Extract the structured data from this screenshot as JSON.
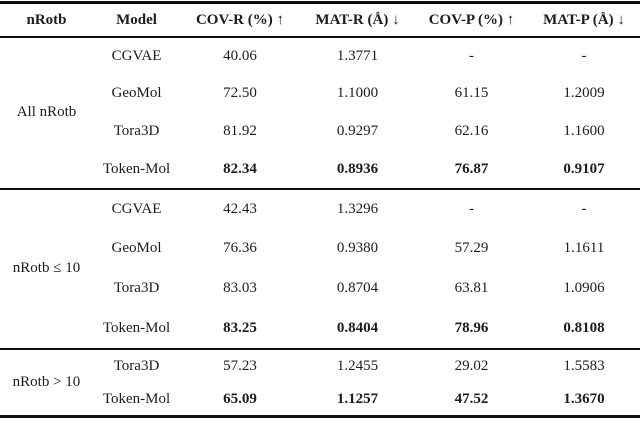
{
  "table": {
    "headers": [
      "nRotb",
      "Model",
      "COV-R (%) ↑",
      "MAT-R (Å) ↓",
      "COV-P (%) ↑",
      "MAT-P (Å) ↓"
    ],
    "groups": [
      {
        "label": "All nRotb",
        "rows": [
          {
            "model": "CGVAE",
            "values": [
              "40.06",
              "1.3771",
              "-",
              "-"
            ]
          },
          {
            "model": "GeoMol",
            "values": [
              "72.50",
              "1.1000",
              "61.15",
              "1.2009"
            ]
          },
          {
            "model": "Tora3D",
            "values": [
              "81.92",
              "0.9297",
              "62.16",
              "1.1600"
            ]
          },
          {
            "model": "Token-Mol",
            "values": [
              "82.34",
              "0.8936",
              "76.87",
              "0.9107"
            ]
          }
        ]
      },
      {
        "label": "nRotb ≤ 10",
        "rows": [
          {
            "model": "CGVAE",
            "values": [
              "42.43",
              "1.3296",
              "-",
              "-"
            ]
          },
          {
            "model": "GeoMol",
            "values": [
              "76.36",
              "0.9380",
              "57.29",
              "1.1611"
            ]
          },
          {
            "model": "Tora3D",
            "values": [
              "83.03",
              "0.8704",
              "63.81",
              "1.0906"
            ]
          },
          {
            "model": "Token-Mol",
            "values": [
              "83.25",
              "0.8404",
              "78.96",
              "0.8108"
            ]
          }
        ]
      },
      {
        "label": "nRotb > 10",
        "rows": [
          {
            "model": "Tora3D",
            "values": [
              "57.23",
              "1.2455",
              "29.02",
              "1.5583"
            ]
          },
          {
            "model": "Token-Mol",
            "values": [
              "65.09",
              "1.1257",
              "47.52",
              "1.3670"
            ]
          }
        ]
      }
    ]
  }
}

> **Stated exercise**
Copy out every line from the material above in which the word "nRotb" appears.

> **Exercise output**
      "nRotb",
        "label": "All nRotb",
        "label": "nRotb ≤ 10",
        "label": "nRotb > 10",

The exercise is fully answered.